WORK TO BE COMPLETED
Return all of the data exactly as given.

───── PROVIDED RECORDS ─────

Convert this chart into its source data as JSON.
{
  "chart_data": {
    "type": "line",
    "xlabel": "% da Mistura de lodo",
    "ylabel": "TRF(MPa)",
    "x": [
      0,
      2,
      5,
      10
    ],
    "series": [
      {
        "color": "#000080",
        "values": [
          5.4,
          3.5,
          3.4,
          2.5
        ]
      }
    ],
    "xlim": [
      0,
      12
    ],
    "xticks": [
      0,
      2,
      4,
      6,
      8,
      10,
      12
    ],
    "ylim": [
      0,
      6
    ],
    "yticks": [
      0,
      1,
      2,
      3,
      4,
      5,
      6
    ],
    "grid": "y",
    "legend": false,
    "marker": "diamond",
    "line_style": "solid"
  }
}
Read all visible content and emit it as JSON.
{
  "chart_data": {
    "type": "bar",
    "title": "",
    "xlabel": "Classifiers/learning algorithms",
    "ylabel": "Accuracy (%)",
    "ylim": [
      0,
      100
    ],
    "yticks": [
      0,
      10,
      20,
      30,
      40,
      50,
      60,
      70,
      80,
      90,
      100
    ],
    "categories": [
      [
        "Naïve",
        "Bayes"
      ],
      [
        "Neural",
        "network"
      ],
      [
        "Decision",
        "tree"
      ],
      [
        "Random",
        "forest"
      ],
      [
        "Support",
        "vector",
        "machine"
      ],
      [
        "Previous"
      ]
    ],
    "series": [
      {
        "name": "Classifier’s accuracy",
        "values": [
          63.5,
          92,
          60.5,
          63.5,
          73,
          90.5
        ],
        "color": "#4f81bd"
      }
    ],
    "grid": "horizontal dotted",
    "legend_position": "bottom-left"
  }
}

─────

SOLUTION TO THIS TASK
Convert this chart into its source data as JSON.
{
  "chart_data": {
    "type": "line",
    "xlabel": "% da Mistura de lodo",
    "ylabel": "TRF(MPa)",
    "x": [
      0,
      2,
      5,
      10
    ],
    "series": [
      {
        "color": "#000080",
        "values": [
          5.4,
          3.5,
          3.4,
          2.5
        ]
      }
    ],
    "xlim": [
      0,
      12
    ],
    "xticks": [
      0,
      2,
      4,
      6,
      8,
      10,
      12
    ],
    "ylim": [
      0,
      6
    ],
    "yticks": [
      0,
      1,
      2,
      3,
      4,
      5,
      6
    ],
    "grid": "y",
    "legend": false,
    "marker": "diamond",
    "line_style": "solid"
  }
}
Read all visible content and emit it as JSON.
{
  "chart_data": {
    "type": "bar",
    "title": "",
    "xlabel": "Classifiers/learning algorithms",
    "ylabel": "Accuracy (%)",
    "ylim": [
      0,
      100
    ],
    "yticks": [
      0,
      10,
      20,
      30,
      40,
      50,
      60,
      70,
      80,
      90,
      100
    ],
    "categories": [
      [
        "Naïve",
        "Bayes"
      ],
      [
        "Neural",
        "network"
      ],
      [
        "Decision",
        "tree"
      ],
      [
        "Random",
        "forest"
      ],
      [
        "Support",
        "vector",
        "machine"
      ],
      [
        "Previous"
      ]
    ],
    "series": [
      {
        "name": "Classifier’s accuracy",
        "values": [
          63.5,
          92,
          60.5,
          63.5,
          73,
          90.5
        ],
        "color": "#4f81bd"
      }
    ],
    "grid": "horizontal dotted",
    "legend_position": "bottom-left"
  }
}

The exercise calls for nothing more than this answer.